▶ [WHAT THIS TASK INVOLVES]: Check each line of the entries below for the word "from", then report how many have it, with no other words.

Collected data
————————

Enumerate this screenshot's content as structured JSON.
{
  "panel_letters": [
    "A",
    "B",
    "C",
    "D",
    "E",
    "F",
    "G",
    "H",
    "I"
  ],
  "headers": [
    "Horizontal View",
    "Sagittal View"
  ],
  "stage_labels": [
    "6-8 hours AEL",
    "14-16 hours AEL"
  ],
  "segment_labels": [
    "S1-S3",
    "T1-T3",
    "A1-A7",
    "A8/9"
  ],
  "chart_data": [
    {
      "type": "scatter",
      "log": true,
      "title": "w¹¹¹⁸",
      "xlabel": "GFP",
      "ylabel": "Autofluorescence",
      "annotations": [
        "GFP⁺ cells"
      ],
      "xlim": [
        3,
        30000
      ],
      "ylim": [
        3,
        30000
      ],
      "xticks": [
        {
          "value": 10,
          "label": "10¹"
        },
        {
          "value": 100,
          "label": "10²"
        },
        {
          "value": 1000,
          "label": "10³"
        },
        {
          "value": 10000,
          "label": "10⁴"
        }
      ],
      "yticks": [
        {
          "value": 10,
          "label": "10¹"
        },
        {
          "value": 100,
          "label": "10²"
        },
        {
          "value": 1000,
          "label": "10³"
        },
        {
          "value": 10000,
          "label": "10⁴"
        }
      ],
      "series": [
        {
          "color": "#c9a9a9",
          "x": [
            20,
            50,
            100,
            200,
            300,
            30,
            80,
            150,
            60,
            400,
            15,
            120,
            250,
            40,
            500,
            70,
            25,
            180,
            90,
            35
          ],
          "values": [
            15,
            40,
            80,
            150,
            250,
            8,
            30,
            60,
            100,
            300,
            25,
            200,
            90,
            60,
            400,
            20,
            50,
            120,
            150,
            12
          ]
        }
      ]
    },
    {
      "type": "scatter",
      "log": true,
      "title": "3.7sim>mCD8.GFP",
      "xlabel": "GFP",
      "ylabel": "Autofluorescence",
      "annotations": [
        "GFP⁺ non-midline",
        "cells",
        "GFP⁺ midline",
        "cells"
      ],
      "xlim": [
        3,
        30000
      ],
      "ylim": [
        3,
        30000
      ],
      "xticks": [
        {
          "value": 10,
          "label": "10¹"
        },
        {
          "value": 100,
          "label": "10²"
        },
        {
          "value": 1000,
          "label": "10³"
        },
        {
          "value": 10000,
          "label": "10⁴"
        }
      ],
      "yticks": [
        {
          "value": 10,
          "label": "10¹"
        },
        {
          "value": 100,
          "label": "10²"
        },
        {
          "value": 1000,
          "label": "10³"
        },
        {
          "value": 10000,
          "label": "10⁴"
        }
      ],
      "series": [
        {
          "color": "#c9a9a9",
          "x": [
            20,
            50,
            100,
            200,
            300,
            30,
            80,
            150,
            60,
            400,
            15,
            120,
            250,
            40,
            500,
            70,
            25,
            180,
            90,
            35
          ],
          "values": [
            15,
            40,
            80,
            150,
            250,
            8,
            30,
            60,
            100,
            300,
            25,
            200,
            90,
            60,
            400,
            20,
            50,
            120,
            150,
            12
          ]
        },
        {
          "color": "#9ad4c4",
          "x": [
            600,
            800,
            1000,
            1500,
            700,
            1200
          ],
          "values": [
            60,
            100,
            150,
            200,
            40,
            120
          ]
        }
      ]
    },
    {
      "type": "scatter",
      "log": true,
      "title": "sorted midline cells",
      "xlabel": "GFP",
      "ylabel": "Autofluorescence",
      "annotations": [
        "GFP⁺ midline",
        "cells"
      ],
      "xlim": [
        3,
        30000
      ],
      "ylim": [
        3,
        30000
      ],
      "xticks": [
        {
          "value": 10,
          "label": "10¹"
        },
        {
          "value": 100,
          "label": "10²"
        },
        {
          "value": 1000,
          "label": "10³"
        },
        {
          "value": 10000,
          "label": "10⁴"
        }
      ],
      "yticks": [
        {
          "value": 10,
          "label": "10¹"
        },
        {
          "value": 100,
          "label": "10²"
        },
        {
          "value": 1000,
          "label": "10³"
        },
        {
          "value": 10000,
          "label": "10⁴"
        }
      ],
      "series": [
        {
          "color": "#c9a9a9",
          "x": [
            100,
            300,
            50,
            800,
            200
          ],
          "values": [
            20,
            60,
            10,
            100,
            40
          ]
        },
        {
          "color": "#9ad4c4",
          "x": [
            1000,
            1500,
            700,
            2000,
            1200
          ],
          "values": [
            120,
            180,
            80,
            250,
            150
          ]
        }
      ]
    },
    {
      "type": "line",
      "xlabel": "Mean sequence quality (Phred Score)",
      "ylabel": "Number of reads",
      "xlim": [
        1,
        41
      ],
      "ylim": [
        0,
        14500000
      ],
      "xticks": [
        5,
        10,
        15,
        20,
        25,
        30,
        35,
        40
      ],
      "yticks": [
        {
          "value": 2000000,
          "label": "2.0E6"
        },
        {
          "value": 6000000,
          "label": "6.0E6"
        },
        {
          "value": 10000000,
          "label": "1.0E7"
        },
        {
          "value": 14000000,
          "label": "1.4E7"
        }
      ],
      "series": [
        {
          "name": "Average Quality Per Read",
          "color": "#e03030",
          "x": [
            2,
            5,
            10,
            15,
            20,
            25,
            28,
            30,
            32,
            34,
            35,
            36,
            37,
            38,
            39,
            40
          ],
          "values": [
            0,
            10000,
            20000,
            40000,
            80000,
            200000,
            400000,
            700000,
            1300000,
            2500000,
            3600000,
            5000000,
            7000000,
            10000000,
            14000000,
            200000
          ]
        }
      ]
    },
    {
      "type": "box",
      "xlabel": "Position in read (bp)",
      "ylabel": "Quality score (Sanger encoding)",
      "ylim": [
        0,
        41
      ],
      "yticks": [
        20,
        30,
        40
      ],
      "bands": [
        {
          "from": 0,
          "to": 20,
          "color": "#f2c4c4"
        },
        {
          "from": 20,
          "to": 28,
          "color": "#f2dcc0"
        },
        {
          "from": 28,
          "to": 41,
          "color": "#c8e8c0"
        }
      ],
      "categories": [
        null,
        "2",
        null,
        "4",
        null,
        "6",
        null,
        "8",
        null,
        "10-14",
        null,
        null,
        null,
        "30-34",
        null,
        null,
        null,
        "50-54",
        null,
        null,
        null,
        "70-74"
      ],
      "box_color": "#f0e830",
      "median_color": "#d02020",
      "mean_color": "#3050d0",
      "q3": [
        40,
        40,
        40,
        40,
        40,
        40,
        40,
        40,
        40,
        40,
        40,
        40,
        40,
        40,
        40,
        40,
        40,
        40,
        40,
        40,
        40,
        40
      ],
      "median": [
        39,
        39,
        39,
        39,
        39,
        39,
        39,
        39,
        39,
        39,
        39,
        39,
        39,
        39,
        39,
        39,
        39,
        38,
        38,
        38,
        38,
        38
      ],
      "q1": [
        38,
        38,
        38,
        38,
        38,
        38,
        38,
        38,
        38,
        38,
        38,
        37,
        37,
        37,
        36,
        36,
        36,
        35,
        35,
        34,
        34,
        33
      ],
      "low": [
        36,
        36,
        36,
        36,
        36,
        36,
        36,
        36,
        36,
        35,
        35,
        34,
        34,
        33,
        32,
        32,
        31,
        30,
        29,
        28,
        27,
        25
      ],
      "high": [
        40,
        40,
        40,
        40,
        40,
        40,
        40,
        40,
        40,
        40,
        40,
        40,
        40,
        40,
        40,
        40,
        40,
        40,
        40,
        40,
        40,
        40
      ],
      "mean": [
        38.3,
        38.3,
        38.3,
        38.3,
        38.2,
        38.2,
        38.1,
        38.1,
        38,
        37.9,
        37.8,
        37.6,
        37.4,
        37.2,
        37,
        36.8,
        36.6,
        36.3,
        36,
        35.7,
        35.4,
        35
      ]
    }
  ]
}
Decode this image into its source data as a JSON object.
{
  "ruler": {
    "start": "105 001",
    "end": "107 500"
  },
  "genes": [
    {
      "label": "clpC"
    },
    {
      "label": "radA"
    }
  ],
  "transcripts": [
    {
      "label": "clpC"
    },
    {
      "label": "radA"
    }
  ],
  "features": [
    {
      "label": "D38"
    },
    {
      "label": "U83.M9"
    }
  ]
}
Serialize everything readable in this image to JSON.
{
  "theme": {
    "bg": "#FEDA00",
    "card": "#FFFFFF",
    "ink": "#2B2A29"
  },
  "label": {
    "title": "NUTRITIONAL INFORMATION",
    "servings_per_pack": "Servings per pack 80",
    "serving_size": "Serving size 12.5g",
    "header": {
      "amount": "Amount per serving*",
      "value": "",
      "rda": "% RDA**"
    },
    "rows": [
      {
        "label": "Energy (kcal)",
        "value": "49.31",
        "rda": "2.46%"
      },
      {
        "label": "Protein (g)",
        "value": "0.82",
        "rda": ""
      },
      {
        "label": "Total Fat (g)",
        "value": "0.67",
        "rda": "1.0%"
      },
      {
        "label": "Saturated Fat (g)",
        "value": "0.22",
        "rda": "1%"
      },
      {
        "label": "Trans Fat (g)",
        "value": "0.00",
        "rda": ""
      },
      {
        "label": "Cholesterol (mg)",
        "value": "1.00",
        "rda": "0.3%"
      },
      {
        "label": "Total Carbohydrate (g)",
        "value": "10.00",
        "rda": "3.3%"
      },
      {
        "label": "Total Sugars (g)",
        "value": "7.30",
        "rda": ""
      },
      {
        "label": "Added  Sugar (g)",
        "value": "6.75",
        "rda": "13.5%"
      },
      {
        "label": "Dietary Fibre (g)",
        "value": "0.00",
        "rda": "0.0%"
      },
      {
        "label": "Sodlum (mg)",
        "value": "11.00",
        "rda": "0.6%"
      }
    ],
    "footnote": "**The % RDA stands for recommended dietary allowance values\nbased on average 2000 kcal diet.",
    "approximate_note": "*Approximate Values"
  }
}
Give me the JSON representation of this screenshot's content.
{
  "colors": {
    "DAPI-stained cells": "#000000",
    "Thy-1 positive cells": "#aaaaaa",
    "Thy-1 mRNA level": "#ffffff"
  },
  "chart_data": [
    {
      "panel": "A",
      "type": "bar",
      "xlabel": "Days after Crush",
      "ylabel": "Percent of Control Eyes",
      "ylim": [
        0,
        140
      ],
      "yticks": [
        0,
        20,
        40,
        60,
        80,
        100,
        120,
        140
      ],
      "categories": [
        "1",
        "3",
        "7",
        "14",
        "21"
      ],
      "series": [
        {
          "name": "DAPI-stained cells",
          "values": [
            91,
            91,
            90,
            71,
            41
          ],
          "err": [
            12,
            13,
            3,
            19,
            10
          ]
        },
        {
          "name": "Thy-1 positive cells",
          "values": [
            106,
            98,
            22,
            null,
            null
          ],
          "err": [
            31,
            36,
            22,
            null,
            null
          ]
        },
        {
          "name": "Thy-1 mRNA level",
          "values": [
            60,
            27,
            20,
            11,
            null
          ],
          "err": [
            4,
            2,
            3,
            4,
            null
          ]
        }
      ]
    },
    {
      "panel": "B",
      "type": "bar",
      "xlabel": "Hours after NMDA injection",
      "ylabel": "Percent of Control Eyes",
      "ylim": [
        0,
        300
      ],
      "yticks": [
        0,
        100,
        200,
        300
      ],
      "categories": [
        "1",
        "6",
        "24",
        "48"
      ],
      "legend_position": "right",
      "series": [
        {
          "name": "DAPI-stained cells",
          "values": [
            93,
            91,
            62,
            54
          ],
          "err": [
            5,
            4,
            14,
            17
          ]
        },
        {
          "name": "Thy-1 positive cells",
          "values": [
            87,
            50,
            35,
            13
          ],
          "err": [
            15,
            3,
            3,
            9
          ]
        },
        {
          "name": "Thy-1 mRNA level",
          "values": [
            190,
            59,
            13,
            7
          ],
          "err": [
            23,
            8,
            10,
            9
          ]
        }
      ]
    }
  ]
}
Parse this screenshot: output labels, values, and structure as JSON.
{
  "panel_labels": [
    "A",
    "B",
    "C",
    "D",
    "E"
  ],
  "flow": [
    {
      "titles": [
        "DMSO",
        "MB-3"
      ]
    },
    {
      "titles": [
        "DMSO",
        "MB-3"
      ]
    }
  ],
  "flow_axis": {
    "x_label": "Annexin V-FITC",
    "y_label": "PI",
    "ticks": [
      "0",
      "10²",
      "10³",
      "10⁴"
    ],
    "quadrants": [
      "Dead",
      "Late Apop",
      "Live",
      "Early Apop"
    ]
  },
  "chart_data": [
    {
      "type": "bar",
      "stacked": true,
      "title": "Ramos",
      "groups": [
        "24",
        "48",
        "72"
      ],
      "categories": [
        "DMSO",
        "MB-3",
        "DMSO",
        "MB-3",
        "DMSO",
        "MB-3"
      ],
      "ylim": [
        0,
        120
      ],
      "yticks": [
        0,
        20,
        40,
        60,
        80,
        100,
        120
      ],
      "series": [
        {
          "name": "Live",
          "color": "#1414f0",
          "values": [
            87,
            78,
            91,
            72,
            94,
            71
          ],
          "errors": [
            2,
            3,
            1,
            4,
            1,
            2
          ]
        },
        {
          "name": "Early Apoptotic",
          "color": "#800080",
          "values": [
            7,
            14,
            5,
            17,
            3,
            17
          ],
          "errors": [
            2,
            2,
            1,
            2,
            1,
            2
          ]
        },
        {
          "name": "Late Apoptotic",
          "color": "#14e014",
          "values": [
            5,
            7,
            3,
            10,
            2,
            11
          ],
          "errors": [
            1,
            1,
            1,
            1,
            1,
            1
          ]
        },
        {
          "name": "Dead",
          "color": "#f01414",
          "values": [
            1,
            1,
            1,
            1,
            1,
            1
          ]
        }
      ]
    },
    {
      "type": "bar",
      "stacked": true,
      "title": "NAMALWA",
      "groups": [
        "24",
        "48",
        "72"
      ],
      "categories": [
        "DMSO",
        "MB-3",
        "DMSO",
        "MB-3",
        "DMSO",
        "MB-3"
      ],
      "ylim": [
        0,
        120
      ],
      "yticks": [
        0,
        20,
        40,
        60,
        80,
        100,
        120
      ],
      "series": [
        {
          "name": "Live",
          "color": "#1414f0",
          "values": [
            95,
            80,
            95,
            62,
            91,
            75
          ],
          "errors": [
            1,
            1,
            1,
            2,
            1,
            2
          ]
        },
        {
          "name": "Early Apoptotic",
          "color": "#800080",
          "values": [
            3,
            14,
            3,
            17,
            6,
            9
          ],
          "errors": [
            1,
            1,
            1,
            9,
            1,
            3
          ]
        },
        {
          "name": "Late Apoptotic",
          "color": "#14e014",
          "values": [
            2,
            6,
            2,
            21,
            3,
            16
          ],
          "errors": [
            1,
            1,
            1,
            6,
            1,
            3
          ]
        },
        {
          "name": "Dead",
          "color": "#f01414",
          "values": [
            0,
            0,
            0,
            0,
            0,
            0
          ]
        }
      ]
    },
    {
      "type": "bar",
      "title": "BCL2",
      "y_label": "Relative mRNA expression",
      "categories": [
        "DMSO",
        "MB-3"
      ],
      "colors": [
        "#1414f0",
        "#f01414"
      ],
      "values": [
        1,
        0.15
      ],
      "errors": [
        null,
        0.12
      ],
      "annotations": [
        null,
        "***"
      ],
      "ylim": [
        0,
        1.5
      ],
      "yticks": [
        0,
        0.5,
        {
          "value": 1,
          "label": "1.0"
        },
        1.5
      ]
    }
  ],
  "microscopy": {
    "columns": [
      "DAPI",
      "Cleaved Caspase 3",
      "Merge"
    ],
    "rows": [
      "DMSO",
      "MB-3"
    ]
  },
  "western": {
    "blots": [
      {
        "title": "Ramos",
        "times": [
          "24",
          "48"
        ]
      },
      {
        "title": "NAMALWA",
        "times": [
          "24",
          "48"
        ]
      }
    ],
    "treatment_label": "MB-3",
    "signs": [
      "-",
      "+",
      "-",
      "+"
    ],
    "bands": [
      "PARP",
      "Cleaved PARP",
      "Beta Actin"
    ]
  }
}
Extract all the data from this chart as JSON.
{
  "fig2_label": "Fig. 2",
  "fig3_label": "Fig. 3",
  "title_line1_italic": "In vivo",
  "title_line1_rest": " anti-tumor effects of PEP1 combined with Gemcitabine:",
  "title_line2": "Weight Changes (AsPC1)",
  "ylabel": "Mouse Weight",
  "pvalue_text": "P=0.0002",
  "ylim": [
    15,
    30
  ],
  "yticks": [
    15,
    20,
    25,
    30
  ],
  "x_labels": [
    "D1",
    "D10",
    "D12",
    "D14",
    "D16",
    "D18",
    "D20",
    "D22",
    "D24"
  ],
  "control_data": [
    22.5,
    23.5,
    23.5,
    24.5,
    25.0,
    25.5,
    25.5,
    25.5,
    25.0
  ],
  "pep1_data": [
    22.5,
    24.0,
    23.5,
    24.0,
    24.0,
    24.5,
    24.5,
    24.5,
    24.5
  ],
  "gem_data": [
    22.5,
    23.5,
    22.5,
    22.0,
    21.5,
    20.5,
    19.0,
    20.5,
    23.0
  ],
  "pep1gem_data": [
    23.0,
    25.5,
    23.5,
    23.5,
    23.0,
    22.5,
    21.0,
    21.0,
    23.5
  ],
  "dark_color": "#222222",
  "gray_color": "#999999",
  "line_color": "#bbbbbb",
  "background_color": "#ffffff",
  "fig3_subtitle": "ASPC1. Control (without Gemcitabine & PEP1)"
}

————————

▶ [OUTPUT OF THE TASK]: 4